Aim: Copy every entry exactly as given, minus the images.

Collection entries
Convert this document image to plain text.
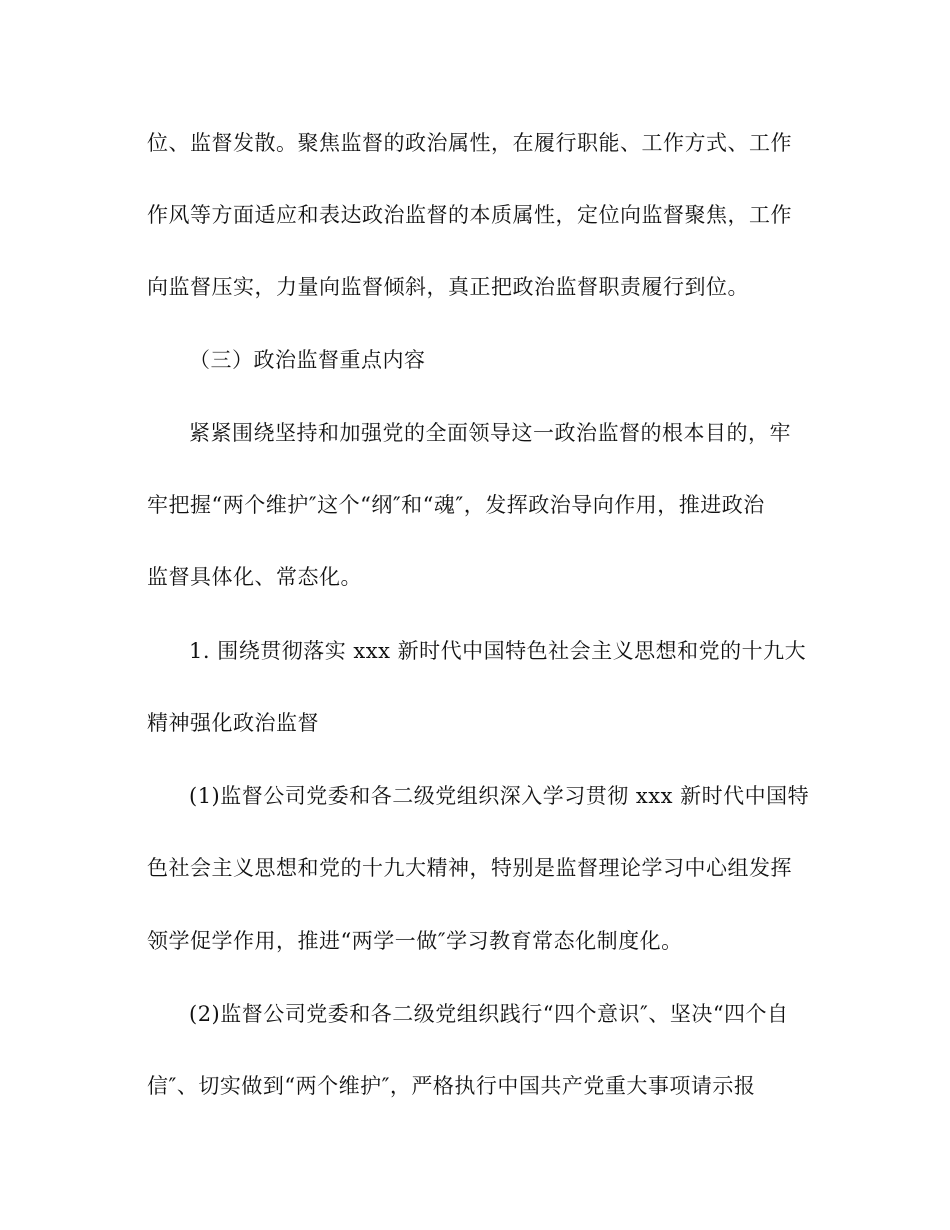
位、监督发散。聚焦监督的政治属性，在履行职能、工作方式、工作
作风等方面适应和表达政治监督的本质属性，定位向监督聚焦，工作
向监督压实，力量向监督倾斜，真正把政治监督职责履行到位。
（三）政治监督重点内容
紧紧围绕坚持和加强党的全面领导这一政治监督的根本目的，牢
牢把握“两个维护″这个“纲″和“魂″，发挥政治导向作用，推进政治
监督具体化、常态化。
1. 围绕贯彻落实 xxx 新时代中国特色社会主义思想和党的十九大
精神强化政治监督
(1)监督公司党委和各二级党组织深入学习贯彻 xxx 新时代中国特
色社会主义思想和党的十九大精神，特别是监督理论学习中心组发挥
领学促学作用，推进“两学一做″学习教育常态化制度化。
(2)监督公司党委和各二级党组织践行“四个意识″、坚决“四个自
信″、切实做到“两个维护″，严格执行中国共产党重大事项请示报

Answer:
Convert this document image to plain text.
位、监督发散。聚焦监督的政治属性，在履行职能、工作方式、工作
作风等方面适应和表达政治监督的本质属性，定位向监督聚焦，工作
向监督压实，力量向监督倾斜，真正把政治监督职责履行到位。
（三）政治监督重点内容
紧紧围绕坚持和加强党的全面领导这一政治监督的根本目的，牢
牢把握“两个维护″这个“纲″和“魂″，发挥政治导向作用，推进政治
监督具体化、常态化。
1. 围绕贯彻落实 xxx 新时代中国特色社会主义思想和党的十九大
精神强化政治监督
(1)监督公司党委和各二级党组织深入学习贯彻 xxx 新时代中国特
色社会主义思想和党的十九大精神，特别是监督理论学习中心组发挥
领学促学作用，推进“两学一做″学习教育常态化制度化。
(2)监督公司党委和各二级党组织践行“四个意识″、坚决“四个自
信″、切实做到“两个维护″，严格执行中国共产党重大事项请示报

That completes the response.